__Instructions to follow__
Repeat the listing in full. Nothing may be added or left out.

__Excerpted data__
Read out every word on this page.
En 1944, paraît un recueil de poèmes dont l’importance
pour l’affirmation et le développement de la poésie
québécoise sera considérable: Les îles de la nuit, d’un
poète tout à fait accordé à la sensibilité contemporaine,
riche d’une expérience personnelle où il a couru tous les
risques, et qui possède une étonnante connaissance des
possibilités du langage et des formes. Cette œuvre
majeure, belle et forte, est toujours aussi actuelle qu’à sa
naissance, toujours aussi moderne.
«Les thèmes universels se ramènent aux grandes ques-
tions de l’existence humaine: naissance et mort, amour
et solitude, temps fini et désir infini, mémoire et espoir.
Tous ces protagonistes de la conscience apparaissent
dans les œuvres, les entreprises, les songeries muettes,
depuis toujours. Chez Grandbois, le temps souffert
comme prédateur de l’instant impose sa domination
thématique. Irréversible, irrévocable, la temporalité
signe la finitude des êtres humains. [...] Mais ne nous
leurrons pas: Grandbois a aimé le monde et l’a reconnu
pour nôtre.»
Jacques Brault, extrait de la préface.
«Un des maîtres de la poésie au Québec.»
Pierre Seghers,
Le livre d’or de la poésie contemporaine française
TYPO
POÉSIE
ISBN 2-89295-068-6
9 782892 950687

__Solution to this task__
Read out every word on this page.
En 1944, paraît un recueil de poèmes dont l’importance
pour l’affirmation et le développement de la poésie
québécoise sera considérable: Les îles de la nuit, d’un
poète tout à fait accordé à la sensibilité contemporaine,
riche d’une expérience personnelle où il a couru tous les
risques, et qui possède une étonnante connaissance des
possibilités du langage et des formes. Cette œuvre
majeure, belle et forte, est toujours aussi actuelle qu’à sa
naissance, toujours aussi moderne.
«Les thèmes universels se ramènent aux grandes ques-
tions de l’existence humaine: naissance et mort, amour
et solitude, temps fini et désir infini, mémoire et espoir.
Tous ces protagonistes de la conscience apparaissent
dans les œuvres, les entreprises, les songeries muettes,
depuis toujours. Chez Grandbois, le temps souffert
comme prédateur de l’instant impose sa domination
thématique. Irréversible, irrévocable, la temporalité
signe la finitude des êtres humains. [...] Mais ne nous
leurrons pas: Grandbois a aimé le monde et l’a reconnu
pour nôtre.»
Jacques Brault, extrait de la préface.
«Un des maîtres de la poésie au Québec.»
Pierre Seghers,
Le livre d’or de la poésie contemporaine française
TYPO
POÉSIE
ISBN 2-89295-068-6
9 782892 950687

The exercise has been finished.